| Fonte |
Após pouco mais de um ano da edição da Lei n. 13.988/2020, que regulamentou a transação tributária em âmbito federal, já foram firmadas mais de quarenta transações individuais entre contribuintes e Procuradoria-Geral da Fazenda Nacional (PGFN)[1]–[2].
Desde a primeira transação individual disponibilizada, o Comitê Temático de Transação e NJP do Instituto Brasileiro de Arbitragem e Transação Tributárias (IBATT), tem se debruçado sobre cada um dos acordos, a fim de verificar os parâmetros utilizados em cada uma das avenças, bem como eventuais distorções e incongruências.
Vários acordos chamaram a atenção por diversas razões[3] como, por exemplo: (i) ausência de informações básicas sobre os débitos transacionados, tais como o montante total da dívida e os percentuais de desconto por natureza dos débitos (previdenciários e não previdenciários); (ii) ausência dos anexos com a discriminação das garantias ofertadas pelo contribuinte; (iii) exigência de regularidade fiscal em relação ao futuro, mesmo nos casos em que o pagamento dos débitos se deu na modalidade “à vista”; e (iv) necessidade de averbação no registro competente do acordo de transação.
E é justamente sobre a exigência do registro do acordo de transação individual no competente cartório de títulos e documentos que o presente artigo pretende discorrer.
Em um dos “termos de transação individual” celebrado entre a PGFN da Terceira Região (TRF3) e determinado contribuinte, consta no item 6.2.8 dessa avença que o contribuinte se obrigou a “registrar o presente termo de transação em cartório de títulos e documentos desta capital, em até 30 dias após sua assinatura”.
E a pergunta a que nos propomos responder neste artigo é se, de fato, há a obrigatoriedade de averbação do acordo de transação individual perante o respectivo cartório de título e documentos.

| Tarefa proposta |
Dê continuidade ao artigo sobre o registro em cartório do acordo de transação tributária individual, começando logo após a última frase apresentada.

[Registros de um conjunto de dados]
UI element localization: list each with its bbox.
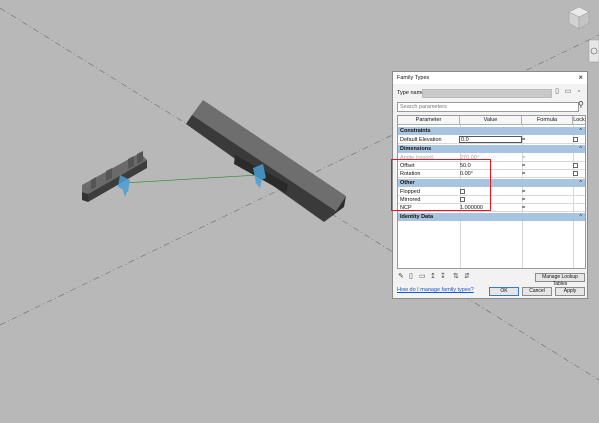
param-value[interactable]: 50.0	[460, 162, 471, 170]
param-value[interactable]: 0.0	[461, 136, 469, 144]
formula-cell[interactable]: =	[522, 136, 525, 144]
navigation-bar[interactable]	[588, 39, 599, 63]
mirrored-checkbox[interactable]	[460, 197, 465, 202]
family-types-dialog: Family Types × Type name: ▯ ▭ ▫ Search p…	[392, 71, 588, 299]
param-name: Mirrored	[400, 197, 421, 203]
row-rotation[interactable]: Rotation 0.00° =	[398, 170, 585, 178]
delete-type-icon[interactable]: ▫	[575, 88, 583, 96]
search-icon[interactable]: ⚲	[578, 100, 584, 109]
move-down-icon[interactable]: ↧	[440, 272, 446, 280]
column-header-formula[interactable]: Formula	[522, 116, 573, 125]
group-label: Constraints	[400, 128, 431, 134]
param-name: Flopped	[400, 189, 420, 195]
help-link[interactable]: How do I manage family types?	[397, 287, 474, 293]
manage-lookup-tables-button[interactable]: Manage Lookup Tables	[535, 273, 585, 287]
collapse-icon[interactable]: ^	[579, 127, 582, 135]
group-identity-data[interactable]: Identity Data ^	[398, 213, 585, 221]
search-placeholder: Search parameters	[400, 104, 447, 110]
param-name: Angle (report)	[400, 155, 434, 161]
formula-cell[interactable]: =	[522, 170, 525, 178]
flopped-checkbox[interactable]	[460, 189, 465, 194]
move-up-icon[interactable]: ↥	[430, 272, 436, 280]
row-flopped[interactable]: Flopped =	[398, 188, 585, 196]
collapse-icon[interactable]: ^	[579, 145, 582, 153]
new-parameter-icon[interactable]: ▯	[409, 272, 413, 280]
rename-type-icon[interactable]: ▭	[564, 88, 572, 96]
cancel-button[interactable]: Cancel	[522, 287, 552, 296]
param-name: Rotation	[400, 171, 421, 177]
formula-cell[interactable]: =	[522, 188, 525, 196]
sort-ascending-icon[interactable]: ⇅	[453, 272, 459, 280]
param-name: Offset	[400, 163, 415, 169]
lock-checkbox[interactable]	[573, 171, 578, 176]
group-other[interactable]: Other ^	[398, 179, 585, 187]
param-name: NCP	[400, 205, 412, 211]
group-label: Other	[400, 180, 415, 186]
formula-cell[interactable]: =	[522, 204, 525, 212]
formula-cell[interactable]: =	[522, 162, 525, 170]
row-offset[interactable]: Offset 50.0 =	[398, 162, 585, 170]
group-dimensions[interactable]: Dimensions ^	[398, 145, 585, 153]
lock-checkbox[interactable]	[573, 163, 578, 168]
delete-parameter-icon[interactable]: ▭	[419, 272, 426, 280]
row-default-elevation[interactable]: Default Elevation 0.0 =	[398, 136, 585, 144]
apply-button[interactable]: Apply	[555, 287, 585, 296]
collapse-icon[interactable]: ^	[579, 179, 582, 187]
param-value: 270.00°	[460, 155, 480, 161]
ok-button[interactable]: OK	[489, 287, 519, 296]
dialog-title: Family Types	[397, 75, 430, 81]
type-name-select[interactable]	[422, 89, 552, 98]
parameter-grid: Parameter Value Formula Lock Constraints…	[397, 115, 586, 269]
formula-cell[interactable]: =	[522, 196, 525, 204]
column-header-value[interactable]: Value	[460, 116, 522, 125]
formula-cell[interactable]: =	[522, 154, 525, 162]
collapse-icon[interactable]: ^	[579, 213, 582, 221]
param-value[interactable]: 0.00°	[460, 170, 473, 178]
edit-parameter-icon[interactable]: ✎	[398, 272, 404, 280]
param-name: Default Elevation	[400, 137, 442, 143]
column-header-parameter[interactable]: Parameter	[398, 116, 460, 125]
new-type-icon[interactable]: ▯	[553, 88, 561, 96]
param-value[interactable]: 1.000000	[460, 204, 483, 212]
sort-descending-icon[interactable]: ⇵	[464, 272, 470, 280]
row-ncp[interactable]: NCP 1.000000 =	[398, 204, 585, 212]
group-label: Identity Data	[400, 214, 434, 220]
dialog-titlebar: Family Types ×	[393, 72, 587, 84]
row-mirrored[interactable]: Mirrored =	[398, 196, 585, 204]
row-angle-report[interactable]: Angle (report) 270.00° =	[398, 154, 585, 162]
group-constraints[interactable]: Constraints ^	[398, 127, 585, 135]
column-header-lock[interactable]: Lock	[573, 116, 585, 125]
search-input[interactable]: Search parameters	[397, 102, 579, 112]
close-icon[interactable]: ×	[578, 73, 583, 82]
lock-checkbox[interactable]	[573, 137, 578, 142]
group-label: Dimensions	[400, 146, 432, 152]
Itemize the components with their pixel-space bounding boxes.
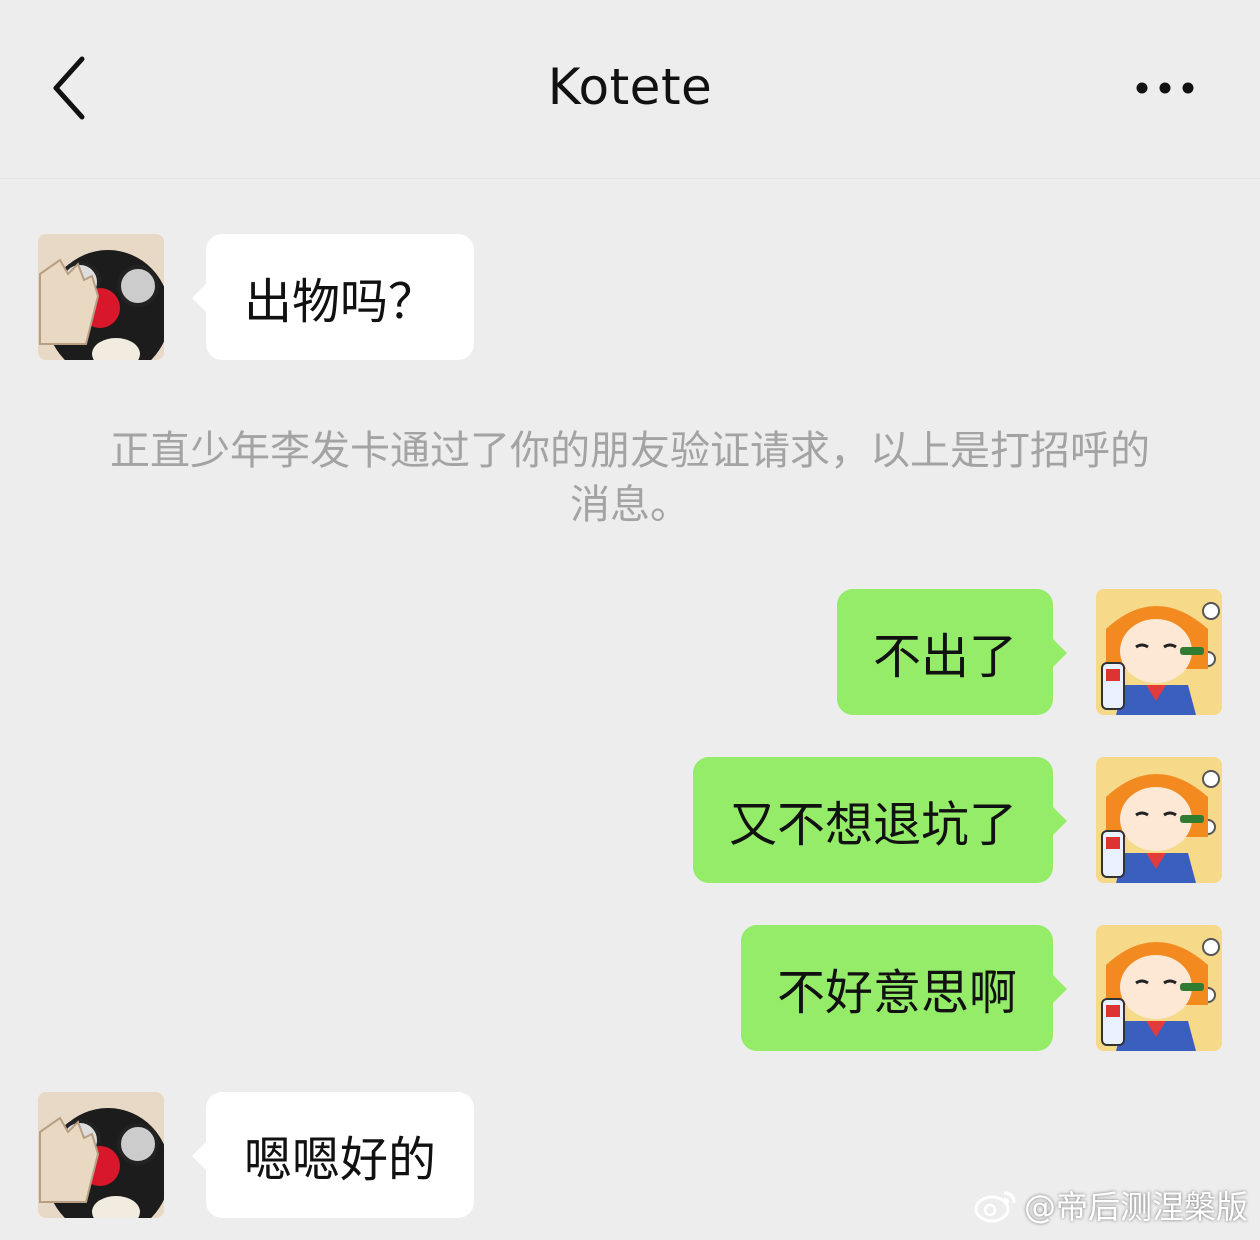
- system-message: 正直少年李发卡通过了你的朋友验证请求，以上是打招呼的消息。: [110, 428, 1150, 528]
- anime-girl-avatar-icon: [1096, 757, 1222, 883]
- message-bubble-outgoing[interactable]: 不出了: [836, 589, 1068, 715]
- message-text: 出物吗？: [244, 274, 437, 330]
- watermark-text: @帝后测涅槃版: [1023, 1188, 1248, 1226]
- message-bubble-incoming[interactable]: 出物吗？: [191, 234, 475, 360]
- weibo-icon: [974, 1191, 1016, 1223]
- watermark: @帝后测涅槃版: [974, 1182, 1248, 1228]
- more-options-button[interactable]: [1120, 60, 1210, 116]
- anime-girl-avatar-icon: [1096, 589, 1222, 715]
- more-horizontal-icon: [1136, 82, 1194, 94]
- message-text: 嗯嗯好的: [244, 1132, 437, 1188]
- chat-title: Kotete: [547, 58, 713, 116]
- penguin-avatar-icon: [38, 1092, 164, 1218]
- contact-avatar[interactable]: [38, 234, 164, 360]
- penguin-avatar-icon: [38, 234, 164, 360]
- message-text: 又不想退坑了: [728, 797, 1017, 853]
- message-bubble-outgoing[interactable]: 又不想退坑了: [692, 757, 1068, 883]
- my-avatar[interactable]: [1096, 757, 1222, 883]
- chat-header: Kotete: [0, 0, 1260, 179]
- my-avatar[interactable]: [1096, 589, 1222, 715]
- my-avatar[interactable]: [1096, 925, 1222, 1051]
- message-text: 不出了: [872, 629, 1017, 685]
- message-bubble-incoming[interactable]: 嗯嗯好的: [191, 1092, 475, 1218]
- contact-avatar[interactable]: [38, 1092, 164, 1218]
- message-bubble-outgoing[interactable]: 不好意思啊: [740, 925, 1068, 1051]
- anime-girl-avatar-icon: [1096, 925, 1222, 1051]
- message-text: 不好意思啊: [776, 965, 1017, 1021]
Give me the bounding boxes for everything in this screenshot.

| A resposta |
Uma das funções da averbação de determinado acordo no registro de título e documentos é dar publicidade a terceiros das obrigações assumidas entre as partes contratantes.
Ou seja, visando a externar à sociedade que determinada pessoa, física ou jurídica, comprometeu-se em adimplir com os termos do acordo firmado com seu credor, registra-se em cartório esse documento.
Há situações em que a legislação competente exige o registro[4] do acordo firmado entre credor e devedor e há hipóteses em que esse registro é facultativo.
A Lei de Registros Públicos (Lei n. 6.015/1973) não exige a averbação dos acordos firmados pelas partes. Logo, não haveria a obrigatoriedade de o “termo de transação individual” firmado entre PGFN e contribuinte ter sido levado a registro perante o competente cartório de notas e documentos.
Outro ponto que demonstra a desnecessidade de averbação do contrato firmado entre PGFN e o contribuinte reside no fato de que um dos princípios norteadores da transação em matéria tributária é o princípio da publicidade[5], segundo o qual todos os atos emanados do Poder Público devem merecer a mais ampla divulgação possível entre os indivíduos.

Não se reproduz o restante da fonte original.